> [Task requirements] Copy out all lines that carry the word "congiunta".

>> Begin Dataset content

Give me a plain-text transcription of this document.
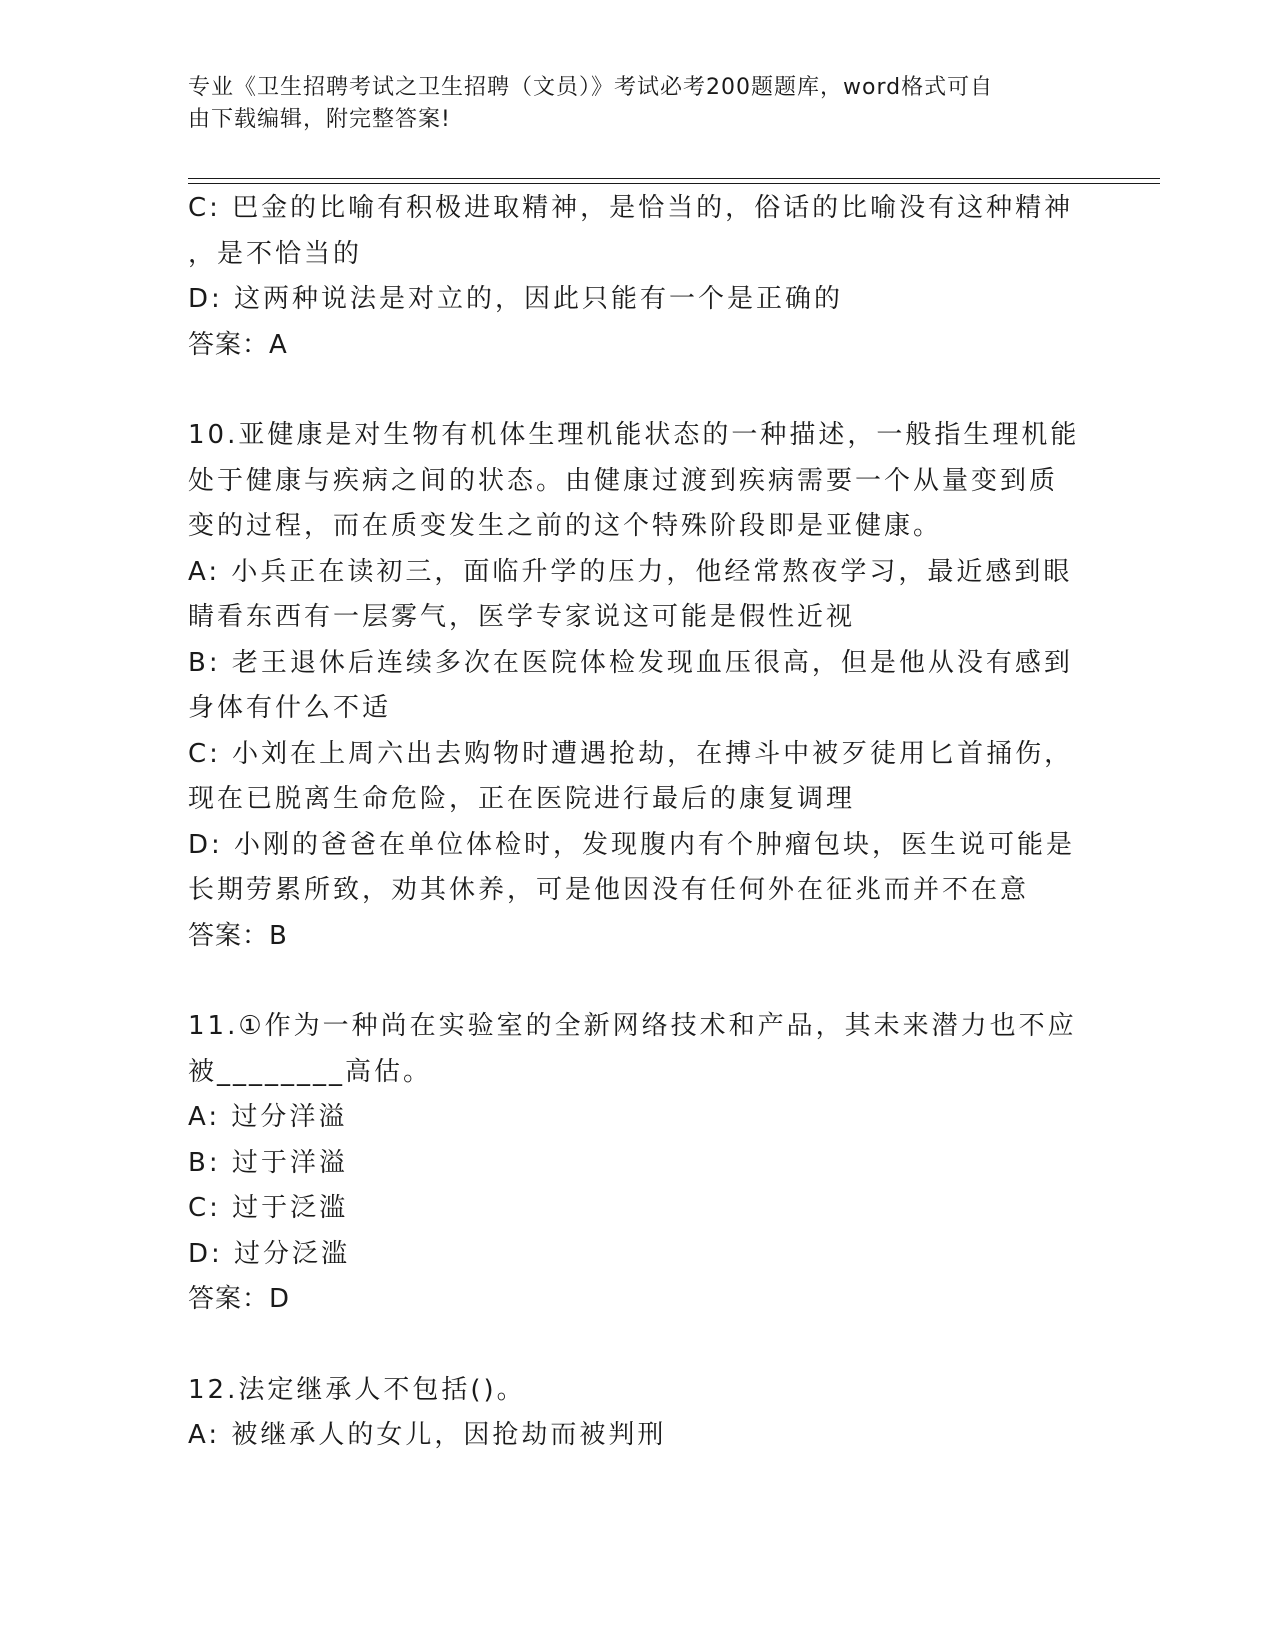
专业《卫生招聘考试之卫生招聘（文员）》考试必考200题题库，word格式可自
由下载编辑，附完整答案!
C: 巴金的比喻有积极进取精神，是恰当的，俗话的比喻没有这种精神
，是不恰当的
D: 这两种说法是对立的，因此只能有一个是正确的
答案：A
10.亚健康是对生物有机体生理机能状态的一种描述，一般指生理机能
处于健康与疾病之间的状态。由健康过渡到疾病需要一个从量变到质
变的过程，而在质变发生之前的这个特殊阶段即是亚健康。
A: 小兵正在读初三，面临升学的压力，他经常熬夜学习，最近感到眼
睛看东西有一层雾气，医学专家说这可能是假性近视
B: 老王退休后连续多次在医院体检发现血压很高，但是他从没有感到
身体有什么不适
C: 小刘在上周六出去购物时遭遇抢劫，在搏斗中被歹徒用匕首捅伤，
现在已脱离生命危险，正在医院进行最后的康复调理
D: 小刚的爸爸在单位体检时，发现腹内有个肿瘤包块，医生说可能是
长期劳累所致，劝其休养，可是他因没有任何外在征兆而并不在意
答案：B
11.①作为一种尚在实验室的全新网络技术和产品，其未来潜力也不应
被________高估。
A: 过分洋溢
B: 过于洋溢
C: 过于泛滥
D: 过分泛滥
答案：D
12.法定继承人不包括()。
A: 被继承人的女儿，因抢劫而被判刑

>> End Dataset content
>> Begin Dataset content

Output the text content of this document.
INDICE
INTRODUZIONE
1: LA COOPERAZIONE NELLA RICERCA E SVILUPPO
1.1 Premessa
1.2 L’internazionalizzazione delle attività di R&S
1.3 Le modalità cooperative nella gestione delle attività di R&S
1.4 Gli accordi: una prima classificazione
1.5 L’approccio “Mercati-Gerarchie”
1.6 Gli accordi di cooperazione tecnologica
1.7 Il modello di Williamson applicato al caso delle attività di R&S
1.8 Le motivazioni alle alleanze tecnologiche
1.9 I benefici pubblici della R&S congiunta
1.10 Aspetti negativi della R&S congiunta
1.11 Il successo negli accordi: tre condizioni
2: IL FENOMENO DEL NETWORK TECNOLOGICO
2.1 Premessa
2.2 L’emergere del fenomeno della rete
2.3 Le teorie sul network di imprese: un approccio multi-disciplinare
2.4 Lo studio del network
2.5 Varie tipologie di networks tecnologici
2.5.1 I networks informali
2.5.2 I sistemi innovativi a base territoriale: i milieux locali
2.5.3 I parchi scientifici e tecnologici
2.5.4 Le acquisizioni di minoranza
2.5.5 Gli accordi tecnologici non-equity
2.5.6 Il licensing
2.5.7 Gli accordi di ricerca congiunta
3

>> End Dataset content

> [Result of the exercise]
1.9 I benefici pubblici della R&S congiunta
1.10 Aspetti negativi della R&S congiunta
2.5.7 Gli accordi di ricerca congiunta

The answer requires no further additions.